(Data entries for graphics)

---------------

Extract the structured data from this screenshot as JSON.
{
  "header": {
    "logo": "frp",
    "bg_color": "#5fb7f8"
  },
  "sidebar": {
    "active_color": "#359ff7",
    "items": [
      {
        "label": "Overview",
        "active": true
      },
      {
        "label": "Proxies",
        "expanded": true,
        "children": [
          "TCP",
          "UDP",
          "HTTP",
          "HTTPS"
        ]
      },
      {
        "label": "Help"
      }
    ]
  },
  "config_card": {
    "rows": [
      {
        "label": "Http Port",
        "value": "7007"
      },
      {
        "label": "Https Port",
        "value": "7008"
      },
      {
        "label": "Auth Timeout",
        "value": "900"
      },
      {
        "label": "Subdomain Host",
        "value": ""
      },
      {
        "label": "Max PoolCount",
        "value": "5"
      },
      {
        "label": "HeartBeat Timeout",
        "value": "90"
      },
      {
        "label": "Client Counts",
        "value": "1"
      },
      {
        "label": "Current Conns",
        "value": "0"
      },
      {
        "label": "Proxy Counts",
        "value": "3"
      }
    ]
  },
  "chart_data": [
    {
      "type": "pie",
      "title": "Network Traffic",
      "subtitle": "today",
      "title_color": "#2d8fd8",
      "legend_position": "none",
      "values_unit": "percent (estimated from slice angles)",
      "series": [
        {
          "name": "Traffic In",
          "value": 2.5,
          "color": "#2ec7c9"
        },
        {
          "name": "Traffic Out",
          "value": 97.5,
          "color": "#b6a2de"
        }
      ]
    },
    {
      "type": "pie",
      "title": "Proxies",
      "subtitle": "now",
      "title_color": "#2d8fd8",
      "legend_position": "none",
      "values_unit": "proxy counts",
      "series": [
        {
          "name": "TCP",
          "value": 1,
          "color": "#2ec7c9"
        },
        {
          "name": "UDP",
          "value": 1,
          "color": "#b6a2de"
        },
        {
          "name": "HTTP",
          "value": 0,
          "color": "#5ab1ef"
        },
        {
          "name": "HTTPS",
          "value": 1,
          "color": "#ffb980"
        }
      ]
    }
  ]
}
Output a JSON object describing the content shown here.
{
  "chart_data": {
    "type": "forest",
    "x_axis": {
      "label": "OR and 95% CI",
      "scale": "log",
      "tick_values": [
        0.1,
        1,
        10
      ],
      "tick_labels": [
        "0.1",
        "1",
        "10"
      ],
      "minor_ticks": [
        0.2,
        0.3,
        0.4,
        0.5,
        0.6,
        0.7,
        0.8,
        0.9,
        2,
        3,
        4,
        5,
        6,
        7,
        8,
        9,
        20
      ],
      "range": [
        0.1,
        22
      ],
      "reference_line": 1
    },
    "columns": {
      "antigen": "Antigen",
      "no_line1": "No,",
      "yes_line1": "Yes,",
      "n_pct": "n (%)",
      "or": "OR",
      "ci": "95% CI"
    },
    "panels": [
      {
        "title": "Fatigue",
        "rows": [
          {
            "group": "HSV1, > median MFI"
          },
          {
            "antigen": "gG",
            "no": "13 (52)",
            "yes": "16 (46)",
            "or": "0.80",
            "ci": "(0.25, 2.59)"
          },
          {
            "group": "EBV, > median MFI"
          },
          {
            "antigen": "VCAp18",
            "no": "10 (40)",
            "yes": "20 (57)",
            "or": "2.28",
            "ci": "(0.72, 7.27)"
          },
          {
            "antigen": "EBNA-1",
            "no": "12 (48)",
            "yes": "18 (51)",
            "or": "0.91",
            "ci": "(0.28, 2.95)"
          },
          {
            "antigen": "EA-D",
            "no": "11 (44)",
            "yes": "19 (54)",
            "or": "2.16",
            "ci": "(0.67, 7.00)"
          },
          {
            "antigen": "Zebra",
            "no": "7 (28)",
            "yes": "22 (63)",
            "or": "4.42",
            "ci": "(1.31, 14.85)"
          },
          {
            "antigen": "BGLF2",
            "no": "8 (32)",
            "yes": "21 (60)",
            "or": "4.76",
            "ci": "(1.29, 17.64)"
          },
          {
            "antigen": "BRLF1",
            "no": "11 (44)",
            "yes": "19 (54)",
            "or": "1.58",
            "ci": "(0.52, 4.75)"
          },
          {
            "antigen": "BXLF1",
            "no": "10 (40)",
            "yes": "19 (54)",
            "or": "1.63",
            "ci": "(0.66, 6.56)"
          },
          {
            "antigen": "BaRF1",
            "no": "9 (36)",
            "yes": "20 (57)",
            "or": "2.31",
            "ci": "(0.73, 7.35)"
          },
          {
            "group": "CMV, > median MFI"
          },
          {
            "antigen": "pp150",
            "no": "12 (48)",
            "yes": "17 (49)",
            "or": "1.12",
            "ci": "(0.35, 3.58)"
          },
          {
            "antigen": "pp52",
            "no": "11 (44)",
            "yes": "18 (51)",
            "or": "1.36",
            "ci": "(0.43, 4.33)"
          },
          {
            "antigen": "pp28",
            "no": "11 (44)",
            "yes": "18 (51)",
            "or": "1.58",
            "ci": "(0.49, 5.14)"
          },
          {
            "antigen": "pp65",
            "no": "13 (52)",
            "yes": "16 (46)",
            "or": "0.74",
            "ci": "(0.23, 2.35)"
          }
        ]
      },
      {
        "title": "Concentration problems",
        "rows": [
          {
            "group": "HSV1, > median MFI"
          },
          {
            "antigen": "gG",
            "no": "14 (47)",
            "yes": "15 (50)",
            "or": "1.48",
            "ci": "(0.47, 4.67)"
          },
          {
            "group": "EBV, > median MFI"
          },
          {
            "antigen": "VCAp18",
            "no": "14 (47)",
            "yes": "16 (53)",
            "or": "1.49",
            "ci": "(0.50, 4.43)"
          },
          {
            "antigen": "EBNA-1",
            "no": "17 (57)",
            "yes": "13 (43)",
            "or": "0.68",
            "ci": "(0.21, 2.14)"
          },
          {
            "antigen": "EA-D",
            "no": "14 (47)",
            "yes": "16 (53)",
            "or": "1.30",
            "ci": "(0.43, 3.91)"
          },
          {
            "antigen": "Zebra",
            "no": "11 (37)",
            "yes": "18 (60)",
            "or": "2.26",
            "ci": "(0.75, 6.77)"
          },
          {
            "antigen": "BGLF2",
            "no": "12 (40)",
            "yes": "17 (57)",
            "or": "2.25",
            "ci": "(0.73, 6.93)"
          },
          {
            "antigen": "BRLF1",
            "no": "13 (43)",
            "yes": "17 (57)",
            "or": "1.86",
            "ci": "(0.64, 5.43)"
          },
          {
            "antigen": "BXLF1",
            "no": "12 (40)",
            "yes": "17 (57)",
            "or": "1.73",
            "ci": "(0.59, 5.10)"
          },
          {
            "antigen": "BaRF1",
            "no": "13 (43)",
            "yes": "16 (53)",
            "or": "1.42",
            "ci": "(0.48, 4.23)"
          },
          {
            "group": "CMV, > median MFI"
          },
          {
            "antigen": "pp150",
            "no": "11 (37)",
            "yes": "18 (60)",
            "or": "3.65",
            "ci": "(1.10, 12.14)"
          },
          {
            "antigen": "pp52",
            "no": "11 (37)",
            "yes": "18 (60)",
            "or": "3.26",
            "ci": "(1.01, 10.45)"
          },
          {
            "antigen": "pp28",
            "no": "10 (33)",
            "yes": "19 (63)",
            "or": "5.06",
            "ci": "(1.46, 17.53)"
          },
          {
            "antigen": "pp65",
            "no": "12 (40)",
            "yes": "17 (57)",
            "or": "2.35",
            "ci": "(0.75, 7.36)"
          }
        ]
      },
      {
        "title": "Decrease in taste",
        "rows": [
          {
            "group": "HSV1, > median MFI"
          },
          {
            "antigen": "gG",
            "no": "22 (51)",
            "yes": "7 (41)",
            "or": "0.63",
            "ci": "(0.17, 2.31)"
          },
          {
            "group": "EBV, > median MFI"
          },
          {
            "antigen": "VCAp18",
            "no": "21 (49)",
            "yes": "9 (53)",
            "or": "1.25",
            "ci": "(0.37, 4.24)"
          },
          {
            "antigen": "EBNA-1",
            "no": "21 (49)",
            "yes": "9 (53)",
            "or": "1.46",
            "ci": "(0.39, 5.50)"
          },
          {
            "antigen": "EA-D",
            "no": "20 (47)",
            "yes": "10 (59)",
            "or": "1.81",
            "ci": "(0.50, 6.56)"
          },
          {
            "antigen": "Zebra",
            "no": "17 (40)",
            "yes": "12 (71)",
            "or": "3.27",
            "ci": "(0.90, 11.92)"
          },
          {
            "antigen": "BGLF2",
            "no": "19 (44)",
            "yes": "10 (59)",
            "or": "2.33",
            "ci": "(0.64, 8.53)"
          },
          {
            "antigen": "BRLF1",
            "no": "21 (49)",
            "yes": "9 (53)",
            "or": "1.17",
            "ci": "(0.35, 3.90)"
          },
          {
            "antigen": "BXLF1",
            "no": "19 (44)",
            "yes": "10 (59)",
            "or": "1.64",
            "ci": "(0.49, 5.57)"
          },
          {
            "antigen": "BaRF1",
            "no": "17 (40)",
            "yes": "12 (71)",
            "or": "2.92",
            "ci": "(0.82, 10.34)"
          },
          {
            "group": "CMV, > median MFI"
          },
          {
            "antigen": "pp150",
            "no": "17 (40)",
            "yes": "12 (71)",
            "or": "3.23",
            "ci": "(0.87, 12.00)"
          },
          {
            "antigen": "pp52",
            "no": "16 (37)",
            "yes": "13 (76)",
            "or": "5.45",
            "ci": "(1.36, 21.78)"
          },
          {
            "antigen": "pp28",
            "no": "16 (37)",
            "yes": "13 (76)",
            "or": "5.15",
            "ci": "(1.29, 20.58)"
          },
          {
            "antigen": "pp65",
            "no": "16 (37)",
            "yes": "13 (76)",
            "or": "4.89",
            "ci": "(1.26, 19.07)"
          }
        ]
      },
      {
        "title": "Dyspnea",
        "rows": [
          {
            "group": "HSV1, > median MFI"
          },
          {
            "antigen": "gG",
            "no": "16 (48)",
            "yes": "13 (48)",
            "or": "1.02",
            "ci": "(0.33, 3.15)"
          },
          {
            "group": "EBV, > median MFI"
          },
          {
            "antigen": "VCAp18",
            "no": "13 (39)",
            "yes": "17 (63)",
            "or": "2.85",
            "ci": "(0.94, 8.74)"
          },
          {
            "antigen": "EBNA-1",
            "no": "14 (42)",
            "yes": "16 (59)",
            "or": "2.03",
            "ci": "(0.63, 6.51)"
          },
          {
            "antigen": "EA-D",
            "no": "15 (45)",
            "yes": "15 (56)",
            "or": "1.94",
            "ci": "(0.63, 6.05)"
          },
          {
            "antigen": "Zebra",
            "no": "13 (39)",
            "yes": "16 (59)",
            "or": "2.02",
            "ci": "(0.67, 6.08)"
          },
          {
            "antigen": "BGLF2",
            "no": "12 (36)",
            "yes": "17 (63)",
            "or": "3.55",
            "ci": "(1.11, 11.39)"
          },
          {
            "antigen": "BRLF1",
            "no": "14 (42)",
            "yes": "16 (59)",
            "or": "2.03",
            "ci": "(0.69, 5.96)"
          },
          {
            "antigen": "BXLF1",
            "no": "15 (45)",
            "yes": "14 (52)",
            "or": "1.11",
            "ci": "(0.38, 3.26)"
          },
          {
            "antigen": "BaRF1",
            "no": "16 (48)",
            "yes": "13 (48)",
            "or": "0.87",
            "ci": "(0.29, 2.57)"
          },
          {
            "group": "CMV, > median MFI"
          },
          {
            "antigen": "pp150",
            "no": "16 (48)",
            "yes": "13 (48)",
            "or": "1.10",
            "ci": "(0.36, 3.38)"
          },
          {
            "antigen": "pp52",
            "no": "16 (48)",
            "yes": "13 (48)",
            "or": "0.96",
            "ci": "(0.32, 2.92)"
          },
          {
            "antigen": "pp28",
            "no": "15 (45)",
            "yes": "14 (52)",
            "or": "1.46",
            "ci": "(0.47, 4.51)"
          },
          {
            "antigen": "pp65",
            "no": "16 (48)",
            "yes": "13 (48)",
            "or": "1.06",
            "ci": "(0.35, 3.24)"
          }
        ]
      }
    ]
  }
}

---------------

Stated goal: Collect the lines of the data that carry the word "name".

Right answer:
          "name": "Traffic In",
          "name": "Traffic Out",
          "name": "TCP",
          "name": "UDP",
          "name": "HTTP",
          "name": "HTTPS",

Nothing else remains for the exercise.